TEXT PASSAGE.
▬▬▬
As of March 31, 2024, residential-related real estate companies represented 37.5% of the Fund’s net assets. Please see Table IV below.
Percent of Net Assets | ||
---|---|---|
Homebuilders | 22.6% | |
Building Products/Services | 12.2 | |
Home Centers | 2.7 | |
Total | 37.5%1* |
1Total would be 35.8% if we include residential-related housing REIT Invitation Homes, Inc. Individual weights may not sum to the displayed total due to rounding.
* Individual weights may not sum to the displayed total due to rounding.
Travel-related real estate
Several factors are likely to contribute to multi-year tailwinds for travel related real estate companies including a favorable shift in consumer preferences (demand for experiences/services such as travel over goods), a growing middle class, and other encouraging demographic trends (more disposable income for the millennial cohort due to delays in household formation and work-from-home arrangements which allow for an increase in travel bookings); healthy balance sheets; and private equity’s long history of investing in travel-related companies.
As of March 31, 2024, travel-related real estate companies represented 19.6% of the Fund’s net assets. Please see Table V below.
Percent of Net Assets | ||
---|---|---|
Casinos & Gaming Operators | 15.4% | |
Hotels | 4.2 | |
Total | 19.6%* |
*Individual weights may not sum to the displayed total due to rounding.
Real asset-focused alternative asset managers
Leading real asset-focused asset managers Blackstone Inc. and Brookfield Corporation have an opportunity to increase market share due to impressive investment track records and global scale advantages. They are also positioned to benefit from a secular growth opportunity for alternative assets due to long track records of generating attractive relative and absolute returns with less volatility than several other investment options.
Commercial real estate services companies
Leading commercial real estate services companies CBRE Group, Inc. and Jones Lang LaSalle Incorporated should benefit from structural and secular tailwinds: the outsourcing of commercial real estate, the institutionalization of commercial real estate, and opportunities to increase market share in a highly fragmented market.
Property technology companies
The collision of real estate and technology has led to a new category within real estate–real estate technology, also referred to as proptech. The emergence of proptech and the digitization of real estate is an exciting and promising new development for real estate. We believe we are in the early innings of a technology-driven investment cycle centered on data and digitization that allows real estate-related businesses to drive incremental revenue streams and lower costs.
▬▬▬
DATA LISTING.
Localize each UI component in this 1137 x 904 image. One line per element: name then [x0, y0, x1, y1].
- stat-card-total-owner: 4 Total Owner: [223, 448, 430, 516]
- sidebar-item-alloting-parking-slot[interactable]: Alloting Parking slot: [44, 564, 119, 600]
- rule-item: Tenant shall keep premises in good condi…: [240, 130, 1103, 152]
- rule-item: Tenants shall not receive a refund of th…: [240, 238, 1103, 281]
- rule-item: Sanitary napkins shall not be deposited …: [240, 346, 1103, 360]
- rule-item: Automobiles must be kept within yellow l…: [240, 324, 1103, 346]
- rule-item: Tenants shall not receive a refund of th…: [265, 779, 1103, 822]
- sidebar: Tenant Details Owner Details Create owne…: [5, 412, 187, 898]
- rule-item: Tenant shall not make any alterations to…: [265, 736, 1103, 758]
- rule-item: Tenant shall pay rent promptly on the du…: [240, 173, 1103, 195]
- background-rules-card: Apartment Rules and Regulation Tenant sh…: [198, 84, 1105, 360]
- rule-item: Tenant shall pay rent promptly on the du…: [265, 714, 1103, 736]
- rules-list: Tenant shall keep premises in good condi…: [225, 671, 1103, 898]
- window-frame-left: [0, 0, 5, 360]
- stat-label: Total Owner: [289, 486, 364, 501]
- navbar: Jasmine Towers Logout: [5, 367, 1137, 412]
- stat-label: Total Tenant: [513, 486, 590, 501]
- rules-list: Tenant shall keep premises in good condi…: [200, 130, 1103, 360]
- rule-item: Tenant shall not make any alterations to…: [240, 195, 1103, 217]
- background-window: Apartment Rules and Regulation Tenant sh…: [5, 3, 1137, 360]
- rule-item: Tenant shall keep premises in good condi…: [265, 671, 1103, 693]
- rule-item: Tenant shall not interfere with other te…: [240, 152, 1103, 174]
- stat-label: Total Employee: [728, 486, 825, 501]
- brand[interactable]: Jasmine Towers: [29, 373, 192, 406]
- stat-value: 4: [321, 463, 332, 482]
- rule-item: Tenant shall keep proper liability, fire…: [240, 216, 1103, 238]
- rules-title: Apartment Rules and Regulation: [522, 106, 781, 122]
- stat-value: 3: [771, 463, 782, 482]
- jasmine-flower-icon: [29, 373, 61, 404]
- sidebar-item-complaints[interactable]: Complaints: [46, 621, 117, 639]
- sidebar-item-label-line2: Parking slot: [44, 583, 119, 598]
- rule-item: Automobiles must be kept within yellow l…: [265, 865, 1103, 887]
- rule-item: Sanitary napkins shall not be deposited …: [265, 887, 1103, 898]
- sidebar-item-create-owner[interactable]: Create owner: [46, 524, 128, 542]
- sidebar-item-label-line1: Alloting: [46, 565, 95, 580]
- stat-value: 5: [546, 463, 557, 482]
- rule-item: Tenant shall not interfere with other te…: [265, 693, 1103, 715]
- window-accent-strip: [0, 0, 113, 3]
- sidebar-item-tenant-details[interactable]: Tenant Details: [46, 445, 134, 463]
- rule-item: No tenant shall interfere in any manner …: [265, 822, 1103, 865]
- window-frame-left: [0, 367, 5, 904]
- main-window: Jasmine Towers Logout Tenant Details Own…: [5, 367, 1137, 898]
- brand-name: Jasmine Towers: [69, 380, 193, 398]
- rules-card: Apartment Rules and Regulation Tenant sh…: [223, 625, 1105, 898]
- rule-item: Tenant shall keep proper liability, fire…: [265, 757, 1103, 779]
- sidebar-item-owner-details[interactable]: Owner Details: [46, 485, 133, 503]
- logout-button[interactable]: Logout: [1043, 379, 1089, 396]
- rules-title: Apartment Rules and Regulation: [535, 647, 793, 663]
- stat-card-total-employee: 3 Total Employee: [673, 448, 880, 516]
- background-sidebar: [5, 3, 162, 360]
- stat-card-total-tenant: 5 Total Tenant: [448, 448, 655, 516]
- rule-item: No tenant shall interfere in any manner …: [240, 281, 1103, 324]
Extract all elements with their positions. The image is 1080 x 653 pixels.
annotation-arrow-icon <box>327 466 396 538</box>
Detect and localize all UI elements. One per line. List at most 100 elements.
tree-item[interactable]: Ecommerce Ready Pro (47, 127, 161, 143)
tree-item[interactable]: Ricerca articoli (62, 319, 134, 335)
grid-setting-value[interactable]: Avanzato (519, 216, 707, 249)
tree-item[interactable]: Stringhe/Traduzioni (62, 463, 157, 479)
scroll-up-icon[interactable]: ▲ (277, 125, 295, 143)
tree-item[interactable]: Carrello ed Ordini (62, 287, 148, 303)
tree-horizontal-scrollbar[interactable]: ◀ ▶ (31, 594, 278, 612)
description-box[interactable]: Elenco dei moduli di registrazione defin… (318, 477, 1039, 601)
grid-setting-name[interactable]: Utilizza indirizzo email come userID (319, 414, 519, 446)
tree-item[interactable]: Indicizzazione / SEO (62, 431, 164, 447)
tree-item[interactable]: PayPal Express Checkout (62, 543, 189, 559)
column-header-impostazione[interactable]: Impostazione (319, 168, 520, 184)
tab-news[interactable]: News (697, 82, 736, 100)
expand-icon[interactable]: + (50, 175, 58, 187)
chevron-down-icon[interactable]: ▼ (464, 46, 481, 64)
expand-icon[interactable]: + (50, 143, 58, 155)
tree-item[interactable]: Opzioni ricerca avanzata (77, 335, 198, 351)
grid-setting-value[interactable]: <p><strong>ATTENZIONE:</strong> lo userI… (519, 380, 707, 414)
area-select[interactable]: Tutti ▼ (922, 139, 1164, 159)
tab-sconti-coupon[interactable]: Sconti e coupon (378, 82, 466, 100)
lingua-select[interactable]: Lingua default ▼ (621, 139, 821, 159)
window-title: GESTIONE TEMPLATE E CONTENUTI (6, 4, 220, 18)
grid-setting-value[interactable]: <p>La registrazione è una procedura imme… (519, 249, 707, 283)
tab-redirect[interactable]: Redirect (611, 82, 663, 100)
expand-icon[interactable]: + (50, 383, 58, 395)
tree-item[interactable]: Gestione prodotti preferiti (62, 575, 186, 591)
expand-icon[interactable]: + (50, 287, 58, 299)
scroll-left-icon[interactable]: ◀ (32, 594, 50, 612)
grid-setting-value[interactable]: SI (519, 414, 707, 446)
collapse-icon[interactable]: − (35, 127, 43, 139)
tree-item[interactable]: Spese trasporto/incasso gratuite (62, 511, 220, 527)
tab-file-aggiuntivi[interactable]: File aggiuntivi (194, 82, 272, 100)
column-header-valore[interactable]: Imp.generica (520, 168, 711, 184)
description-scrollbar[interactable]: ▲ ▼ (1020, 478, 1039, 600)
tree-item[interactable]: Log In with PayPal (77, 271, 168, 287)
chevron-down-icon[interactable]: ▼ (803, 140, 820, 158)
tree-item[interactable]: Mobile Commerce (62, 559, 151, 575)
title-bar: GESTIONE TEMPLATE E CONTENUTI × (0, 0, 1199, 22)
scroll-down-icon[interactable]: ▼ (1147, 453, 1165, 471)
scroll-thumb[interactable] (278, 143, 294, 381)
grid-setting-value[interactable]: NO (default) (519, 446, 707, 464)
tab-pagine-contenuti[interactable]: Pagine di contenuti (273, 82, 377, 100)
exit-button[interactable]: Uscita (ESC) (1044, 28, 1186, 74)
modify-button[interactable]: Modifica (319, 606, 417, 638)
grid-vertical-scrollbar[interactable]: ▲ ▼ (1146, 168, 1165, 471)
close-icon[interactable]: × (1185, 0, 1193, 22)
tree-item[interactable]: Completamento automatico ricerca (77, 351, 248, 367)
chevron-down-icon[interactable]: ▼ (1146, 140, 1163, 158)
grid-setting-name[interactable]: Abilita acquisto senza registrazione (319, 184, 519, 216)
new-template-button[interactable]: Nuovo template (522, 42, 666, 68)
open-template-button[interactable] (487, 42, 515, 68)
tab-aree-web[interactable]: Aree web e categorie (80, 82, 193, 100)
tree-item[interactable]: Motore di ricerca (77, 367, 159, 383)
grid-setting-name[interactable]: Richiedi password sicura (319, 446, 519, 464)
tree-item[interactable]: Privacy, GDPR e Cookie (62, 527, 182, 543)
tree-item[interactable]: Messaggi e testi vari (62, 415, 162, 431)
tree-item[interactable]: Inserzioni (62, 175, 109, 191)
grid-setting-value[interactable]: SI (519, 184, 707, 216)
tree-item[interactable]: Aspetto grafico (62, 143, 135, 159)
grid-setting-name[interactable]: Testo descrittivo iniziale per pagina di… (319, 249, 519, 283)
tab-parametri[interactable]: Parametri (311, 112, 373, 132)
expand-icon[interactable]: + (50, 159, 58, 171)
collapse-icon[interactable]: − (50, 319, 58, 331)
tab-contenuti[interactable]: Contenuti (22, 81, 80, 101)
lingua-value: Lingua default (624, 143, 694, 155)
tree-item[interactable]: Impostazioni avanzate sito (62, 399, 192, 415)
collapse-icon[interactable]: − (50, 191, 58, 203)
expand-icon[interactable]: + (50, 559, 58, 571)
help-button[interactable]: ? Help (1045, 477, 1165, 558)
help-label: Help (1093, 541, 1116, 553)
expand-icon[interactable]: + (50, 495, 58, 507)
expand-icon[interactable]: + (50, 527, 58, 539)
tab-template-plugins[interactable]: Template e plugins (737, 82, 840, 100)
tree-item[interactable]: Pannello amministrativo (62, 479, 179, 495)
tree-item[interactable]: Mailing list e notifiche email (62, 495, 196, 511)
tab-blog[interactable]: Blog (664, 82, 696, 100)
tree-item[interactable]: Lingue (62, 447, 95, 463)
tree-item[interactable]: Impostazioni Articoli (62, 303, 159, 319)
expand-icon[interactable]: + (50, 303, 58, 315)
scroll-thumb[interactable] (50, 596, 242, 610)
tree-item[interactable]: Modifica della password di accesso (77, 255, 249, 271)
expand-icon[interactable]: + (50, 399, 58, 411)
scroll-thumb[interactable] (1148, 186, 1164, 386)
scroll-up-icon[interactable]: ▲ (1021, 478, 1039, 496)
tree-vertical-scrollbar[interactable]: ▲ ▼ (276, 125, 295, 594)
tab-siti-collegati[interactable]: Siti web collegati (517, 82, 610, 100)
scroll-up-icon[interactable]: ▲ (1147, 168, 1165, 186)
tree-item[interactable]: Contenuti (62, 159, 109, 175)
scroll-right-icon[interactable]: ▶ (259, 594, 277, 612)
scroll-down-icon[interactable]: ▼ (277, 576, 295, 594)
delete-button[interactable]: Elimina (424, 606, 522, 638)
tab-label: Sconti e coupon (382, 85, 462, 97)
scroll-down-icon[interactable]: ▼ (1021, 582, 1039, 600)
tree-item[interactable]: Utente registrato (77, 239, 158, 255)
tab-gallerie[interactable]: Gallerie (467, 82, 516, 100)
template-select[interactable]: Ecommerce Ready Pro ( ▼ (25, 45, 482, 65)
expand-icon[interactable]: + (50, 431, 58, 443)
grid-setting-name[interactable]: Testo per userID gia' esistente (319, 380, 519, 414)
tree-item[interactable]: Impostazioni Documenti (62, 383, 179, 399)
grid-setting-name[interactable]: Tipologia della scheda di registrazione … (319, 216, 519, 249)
▬▬▬
PARTS OF THE EXERCISE.
1) Reproduce the part of the real estate fund report between "Property technology companies" and "and lower costs.", inclusive.
2) Turn the paragraph of the real estate fund report that begins "Several factors are likely to contribute" into a short bulleted list that keeps its main facts.
3) In the real estate fund report, what percent of the Fund's net assets did casinos and gaming operators make up as of March 31, 2024?

LIST OF SOLUTIONS.
1)
Property technology companies
The collision of real estate and technology has led to a new category within real estate–real estate technology, also referred to as proptech. The emergence of proptech and the digitization of real estate is an exciting and promising new development for real estate. We believe we are in the early innings of a technology-driven investment cycle centered on data and digitization that allows real estate-related businesses to drive incremental revenue streams and lower costs.

2)
Factors likely to give travel-related real estate companies multi-year tailwinds:
- A favorable shift in consumer preferences toward experiences and services such as travel, rather than goods
- A growing middle class
- Other encouraging demographic trends, such as more disposable income for millennials because of delays in household formation, and work-from-home arrangements that allow more travel bookings
- Healthy balance sheets
- Private equity's long history of investing in travel-related companies

3) 15.4%